By Paul Majendie
LONDON — A British court ordered former
Beatle Paul McCartney on Monday to pay his estranged wife
Heather Mills 24.3 million pounds ($48.7 million) after an
acrimonious divorce battle.
The settlement was only a fifth of the sum
she had sought but she still ended up with the equivalent of
about $34,000 for each day of her four-year marriage to the pop
icon.
Speaking after the judge’s ruling, Mills
said: "I am so glad it is over. It is an incredible result in
the end.
"We are very, very pleased," she added. "I am
so, so happy with it." McCartney declined to comment.
McCartney, 65, married the former model and
charity campaigner Mills, 40, in 2002 but they separated four
years later, blaming media intrusion into their private lives.
They have a daughter, Beatrice, aged four.
Following one of the most bitter divorce
battles in showbusiness history, the couple failed to reach an
agreement after six days in court last month, leaving the judge
to set the final figure.
Mills criticized McCartney’s lawyer Fiona
Shac-kleton, accusing her of handling the case badly.
She said Shac-kleton, who also represented
heir-to-the-throne Prince Charles in his divorce from Princess
Diana, "has called me many, many names before even meeting me,
when I was in a wheelchair".
Mills, who sacked her lawyer and represented
herself in court, urged would-be divorcees to do the same. "You
can be a litigating person," she said. "You’d save yourself a
fortune."
Justice Hugh Bennett, giving details of the
settlement, said: "She sought an award of almost 125 million
pounds. Sir Paul proposed the wife should exit the marriage with
assets of 15.8 million pounds inclusive of any lump sum award.
"The judgment decided that the husband should
pay the wife a lump sum of 16.5 million pounds, which together
with her assets of 7.8 million pounds means that she exits her
marriage with total assets of 24.3 million pounds."

• • •

### Set of tasks
a – List each distinct amount given in pounds in the article about the McCartney divorce.
b – Put this sentence from the McCartney divorce article into Spanish: "They have a daughter, Beatrice, aged four."
c – From the McCartney divorce article, quote word for word the part that opens with the words containing "They have a" and closes with "the case badly.".

[Element and region data]
• • •

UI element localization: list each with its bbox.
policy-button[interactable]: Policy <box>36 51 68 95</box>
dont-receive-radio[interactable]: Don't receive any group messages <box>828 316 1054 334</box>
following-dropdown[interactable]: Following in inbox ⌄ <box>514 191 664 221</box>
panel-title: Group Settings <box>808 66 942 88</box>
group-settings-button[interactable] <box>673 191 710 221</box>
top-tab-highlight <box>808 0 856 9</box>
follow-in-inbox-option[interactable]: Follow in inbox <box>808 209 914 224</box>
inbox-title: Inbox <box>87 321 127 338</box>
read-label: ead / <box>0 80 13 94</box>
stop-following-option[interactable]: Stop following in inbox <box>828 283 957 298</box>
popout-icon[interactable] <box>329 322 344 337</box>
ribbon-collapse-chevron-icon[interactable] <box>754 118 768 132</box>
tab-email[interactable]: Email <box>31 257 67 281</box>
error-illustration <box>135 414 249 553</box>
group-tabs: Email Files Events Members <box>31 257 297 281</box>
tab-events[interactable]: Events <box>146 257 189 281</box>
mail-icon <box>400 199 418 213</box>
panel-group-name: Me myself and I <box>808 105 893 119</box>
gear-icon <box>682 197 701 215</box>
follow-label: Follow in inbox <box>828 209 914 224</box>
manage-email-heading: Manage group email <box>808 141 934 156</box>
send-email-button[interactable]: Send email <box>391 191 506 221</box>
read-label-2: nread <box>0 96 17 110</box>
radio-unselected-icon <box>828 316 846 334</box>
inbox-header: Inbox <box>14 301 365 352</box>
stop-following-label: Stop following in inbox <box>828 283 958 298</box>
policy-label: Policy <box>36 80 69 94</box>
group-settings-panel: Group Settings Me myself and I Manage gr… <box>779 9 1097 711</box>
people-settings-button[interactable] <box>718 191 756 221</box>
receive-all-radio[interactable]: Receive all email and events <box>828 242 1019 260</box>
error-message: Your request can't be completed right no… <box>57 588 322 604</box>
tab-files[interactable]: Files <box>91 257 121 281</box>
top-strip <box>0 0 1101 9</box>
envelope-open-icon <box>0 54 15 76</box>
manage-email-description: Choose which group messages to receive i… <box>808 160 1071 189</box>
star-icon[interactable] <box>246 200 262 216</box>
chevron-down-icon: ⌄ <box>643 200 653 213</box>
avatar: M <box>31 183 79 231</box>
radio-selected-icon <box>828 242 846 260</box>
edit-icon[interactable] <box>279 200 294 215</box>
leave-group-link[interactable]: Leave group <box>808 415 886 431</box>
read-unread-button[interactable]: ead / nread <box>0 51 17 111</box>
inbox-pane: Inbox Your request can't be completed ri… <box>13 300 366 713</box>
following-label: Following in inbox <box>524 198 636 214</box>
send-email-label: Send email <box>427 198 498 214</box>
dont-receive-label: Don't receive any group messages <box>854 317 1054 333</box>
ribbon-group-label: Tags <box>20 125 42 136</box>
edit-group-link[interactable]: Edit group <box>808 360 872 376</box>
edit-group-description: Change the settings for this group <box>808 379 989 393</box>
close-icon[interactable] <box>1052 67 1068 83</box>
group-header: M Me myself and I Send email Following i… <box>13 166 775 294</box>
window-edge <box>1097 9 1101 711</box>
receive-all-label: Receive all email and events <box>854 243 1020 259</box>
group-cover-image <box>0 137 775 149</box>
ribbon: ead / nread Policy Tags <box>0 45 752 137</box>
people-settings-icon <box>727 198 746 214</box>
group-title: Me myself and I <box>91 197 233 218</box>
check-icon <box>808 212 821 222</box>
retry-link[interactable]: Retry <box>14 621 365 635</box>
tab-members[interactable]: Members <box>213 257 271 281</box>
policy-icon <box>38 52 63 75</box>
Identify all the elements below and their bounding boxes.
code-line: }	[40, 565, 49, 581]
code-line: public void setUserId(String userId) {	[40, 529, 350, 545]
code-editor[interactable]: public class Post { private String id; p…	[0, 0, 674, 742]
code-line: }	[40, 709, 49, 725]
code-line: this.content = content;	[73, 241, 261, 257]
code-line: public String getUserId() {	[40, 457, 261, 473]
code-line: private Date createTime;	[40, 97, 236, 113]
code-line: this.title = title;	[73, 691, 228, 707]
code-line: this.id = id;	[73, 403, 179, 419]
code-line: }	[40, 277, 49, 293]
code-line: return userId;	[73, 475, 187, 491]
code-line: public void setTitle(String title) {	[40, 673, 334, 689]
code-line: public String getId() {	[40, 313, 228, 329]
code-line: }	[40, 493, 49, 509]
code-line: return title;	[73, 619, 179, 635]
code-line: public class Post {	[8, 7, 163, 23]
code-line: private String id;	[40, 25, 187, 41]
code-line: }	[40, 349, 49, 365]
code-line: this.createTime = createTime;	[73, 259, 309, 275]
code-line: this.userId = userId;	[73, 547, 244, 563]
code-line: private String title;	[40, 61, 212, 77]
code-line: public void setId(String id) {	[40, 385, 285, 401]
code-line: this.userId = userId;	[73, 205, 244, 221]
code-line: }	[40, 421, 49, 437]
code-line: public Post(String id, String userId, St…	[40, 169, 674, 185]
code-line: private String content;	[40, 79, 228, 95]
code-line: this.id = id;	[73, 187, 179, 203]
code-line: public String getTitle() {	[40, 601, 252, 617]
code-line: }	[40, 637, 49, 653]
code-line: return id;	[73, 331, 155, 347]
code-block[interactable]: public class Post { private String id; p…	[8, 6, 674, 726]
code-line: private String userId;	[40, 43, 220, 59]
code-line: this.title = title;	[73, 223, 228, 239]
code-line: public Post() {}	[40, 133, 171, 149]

• • •

### The answers
a –
24.3 million pounds
125 million pounds
15.8 million pounds
16.5 million pounds
7.8 million pounds

b – Tienen una hija, Beatrice, de cuatro años.

c –
They have a daughter, Beatrice, aged four.
Following one of the most bitter divorce
battles in showbusiness history, the couple failed to reach an
agreement after six days in court last month, leaving the judge
to set the final figure.
Mills criticized McCartney’s lawyer Fiona
Shac-kleton, accusing her of handling the case badly.